Page text ->

★ ★ ★ ★ ★

Pregnancy represents a complex physiological state in which fetal development is exquisitely sensitive to maternal metabolic and environmental conditions. The gestational period—from conception to birth—is a critical window for organogenesis, including neural tube closure and cardiac morphogenesis. Deviations in maternal homeostasis, such as hyperglycemia, obesity, and nutritional imbalances, have been consistently implicated in the disruption of embryonic signaling pathways, thereby increasing the risk of congenital anomalies such as neural tube defects (NTDs) and Eisenmenger syndrome (ES) (1, 2).

NTDs, including spina bifida and anencephaly, result from the failure of the neural tube to close around the fourth week of gestation. Their molecular etiology involves dysregulation in folate-dependent one-carbon metabolism, oxidative stress, impaired DNA methylation, and abnormal Wnt/Notch signaling—all of which are essential to early neurodevelopment (3, 4). Maternal obesity and pregestational diabetes further elevate NTD risk, potentially through hyperglycemia-induced embryopathy and lipid signaling dysregulation via mTOR and SREBP pathways (1).

★ ★ ★ ★ ★

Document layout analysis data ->
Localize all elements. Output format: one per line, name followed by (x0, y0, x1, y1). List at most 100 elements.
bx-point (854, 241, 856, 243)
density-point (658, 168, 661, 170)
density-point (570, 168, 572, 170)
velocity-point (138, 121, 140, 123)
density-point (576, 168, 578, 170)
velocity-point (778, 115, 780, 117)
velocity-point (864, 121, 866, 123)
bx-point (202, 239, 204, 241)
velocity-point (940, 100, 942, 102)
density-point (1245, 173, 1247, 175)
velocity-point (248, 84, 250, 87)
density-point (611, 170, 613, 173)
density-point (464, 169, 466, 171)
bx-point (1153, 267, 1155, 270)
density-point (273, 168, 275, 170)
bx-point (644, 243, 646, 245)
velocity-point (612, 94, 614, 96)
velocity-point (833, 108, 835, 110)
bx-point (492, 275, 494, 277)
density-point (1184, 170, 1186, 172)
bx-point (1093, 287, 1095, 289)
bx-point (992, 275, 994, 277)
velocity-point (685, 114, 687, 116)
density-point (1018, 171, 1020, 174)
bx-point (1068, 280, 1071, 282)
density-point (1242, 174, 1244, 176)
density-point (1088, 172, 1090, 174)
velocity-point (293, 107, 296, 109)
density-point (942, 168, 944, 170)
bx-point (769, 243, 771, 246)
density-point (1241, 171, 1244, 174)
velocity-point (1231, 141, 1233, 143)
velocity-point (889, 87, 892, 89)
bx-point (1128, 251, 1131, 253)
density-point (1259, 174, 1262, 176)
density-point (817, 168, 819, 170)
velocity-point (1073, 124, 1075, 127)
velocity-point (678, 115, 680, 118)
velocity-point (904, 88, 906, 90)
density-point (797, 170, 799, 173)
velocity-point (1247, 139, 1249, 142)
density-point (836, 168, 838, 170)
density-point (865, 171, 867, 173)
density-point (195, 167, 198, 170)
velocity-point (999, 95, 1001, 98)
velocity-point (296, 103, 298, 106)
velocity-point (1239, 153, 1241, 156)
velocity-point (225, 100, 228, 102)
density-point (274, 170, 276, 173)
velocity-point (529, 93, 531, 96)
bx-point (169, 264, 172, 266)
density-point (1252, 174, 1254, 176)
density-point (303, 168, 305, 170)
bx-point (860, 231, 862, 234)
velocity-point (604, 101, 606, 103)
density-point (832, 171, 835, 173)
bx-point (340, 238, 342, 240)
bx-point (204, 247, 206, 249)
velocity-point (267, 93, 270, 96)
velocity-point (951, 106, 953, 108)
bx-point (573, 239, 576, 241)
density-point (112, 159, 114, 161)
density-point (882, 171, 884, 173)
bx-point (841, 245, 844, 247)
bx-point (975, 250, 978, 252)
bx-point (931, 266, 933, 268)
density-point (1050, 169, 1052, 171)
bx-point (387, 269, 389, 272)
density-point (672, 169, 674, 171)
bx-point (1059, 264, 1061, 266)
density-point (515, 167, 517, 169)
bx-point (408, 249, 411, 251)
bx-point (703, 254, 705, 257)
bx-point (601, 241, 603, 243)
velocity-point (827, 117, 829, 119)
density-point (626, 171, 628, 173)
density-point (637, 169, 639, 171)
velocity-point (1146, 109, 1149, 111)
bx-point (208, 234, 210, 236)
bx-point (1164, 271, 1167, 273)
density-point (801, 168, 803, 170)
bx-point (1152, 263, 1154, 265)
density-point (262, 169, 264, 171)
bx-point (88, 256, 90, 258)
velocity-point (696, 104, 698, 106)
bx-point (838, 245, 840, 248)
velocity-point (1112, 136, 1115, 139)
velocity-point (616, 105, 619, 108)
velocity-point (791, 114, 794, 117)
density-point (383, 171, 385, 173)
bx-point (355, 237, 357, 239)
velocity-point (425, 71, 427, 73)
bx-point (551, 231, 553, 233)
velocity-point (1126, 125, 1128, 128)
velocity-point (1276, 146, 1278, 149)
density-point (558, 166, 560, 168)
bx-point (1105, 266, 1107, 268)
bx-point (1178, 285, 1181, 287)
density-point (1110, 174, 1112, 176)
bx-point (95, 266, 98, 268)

★ ★ ★ ★ ★

Work task A -> In the passage on pregnancy and congenital anomalies, retype everything from "NTDs, including spina" down to "SREBP pathways (1).".
Work task B -> List every factor that the passage on pregnancy and congenital anomalies names as part of the molecular etiology of NTDs.

Expected output A ->
NTDs, including spina bifida and anencephaly, result from the failure of the neural tube to close around the fourth week of gestation. Their molecular etiology involves dysregulation in folate-dependent one-carbon metabolism, oxidative stress, impaired DNA methylation, and abnormal Wnt/Notch signaling—all of which are essential to early neurodevelopment (3, 4). Maternal obesity and pregestational diabetes further elevate NTD risk, potentially through hyperglycemia-induced embryopathy and lipid signaling dysregulation via mTOR and SREBP pathways (1).

Expected output B ->
- Dysregulation in folate-dependent one-carbon metabolism
- Oxidative stress
- Impaired DNA methylation
- Abnormal Wnt/Notch signaling